**TO BE DONE**
Take each line containing "longitude" and report it exactly as written.

Extracts from a graphics dataset

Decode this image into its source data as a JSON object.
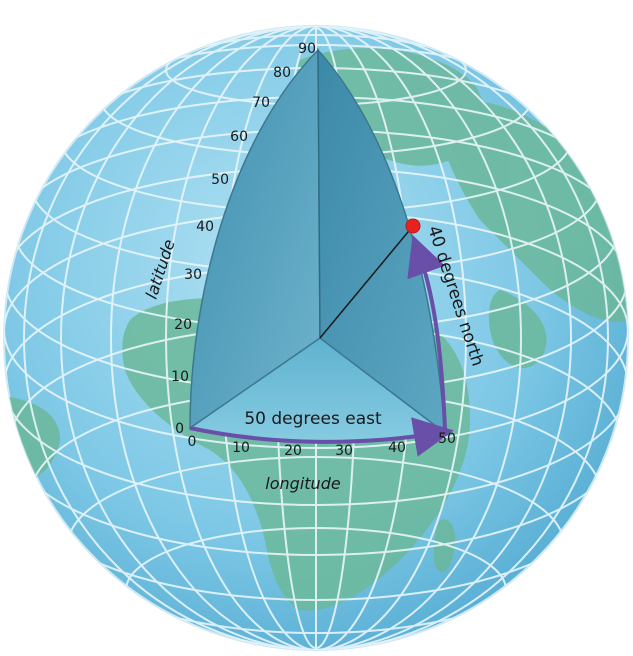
{
  "latitude": {
    "title": "latitude",
    "ticks": [
      "0",
      "10",
      "20",
      "30",
      "40",
      "50",
      "60",
      "70",
      "80",
      "90"
    ]
  },
  "longitude": {
    "title": "longitude",
    "ticks": [
      "0",
      "10",
      "20",
      "30",
      "40",
      "50"
    ]
  },
  "arc_labels": {
    "east": "50 degrees east",
    "north": "40 degrees north"
  },
  "point": {
    "longitude": 50,
    "latitude": 40
  },
  "colors": {
    "ocean": "#7ec8e6",
    "land": "#6cb89a",
    "grid": "#e8f6fb",
    "wedge": "#4f9bb8",
    "arrow": "#6a4fa8",
    "marker": "#e8231f"
  },
  "icons": {
    "marker": "red-dot-icon"
  }
}
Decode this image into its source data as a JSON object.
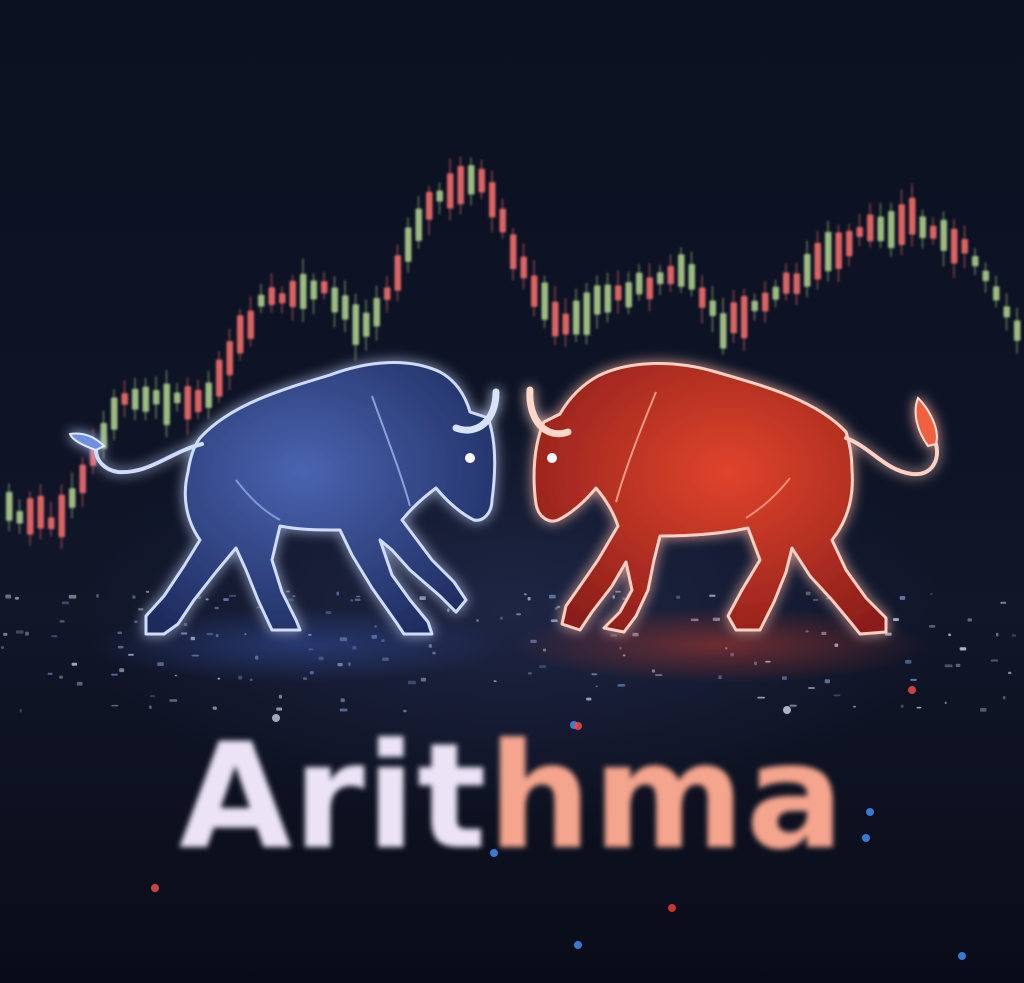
{
  "brand": {
    "part1": "Arit",
    "part2": "hma"
  },
  "colors": {
    "background": "#0c1020",
    "bull_blue": "#6f8fe0",
    "bull_red": "#f2603f",
    "candle_up": "#a9c98a",
    "candle_down": "#ee6b6b",
    "wordmark_light": "#ece4f6",
    "wordmark_accent": "#f5a58e"
  },
  "scene": {
    "subjects": [
      "blue-bull-figure",
      "red-bull-figure"
    ],
    "backdrop": "candlestick-price-chart"
  }
}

**FULL SOLUTION**
  "longitude": {
    "title": "longitude",
    "longitude": 50,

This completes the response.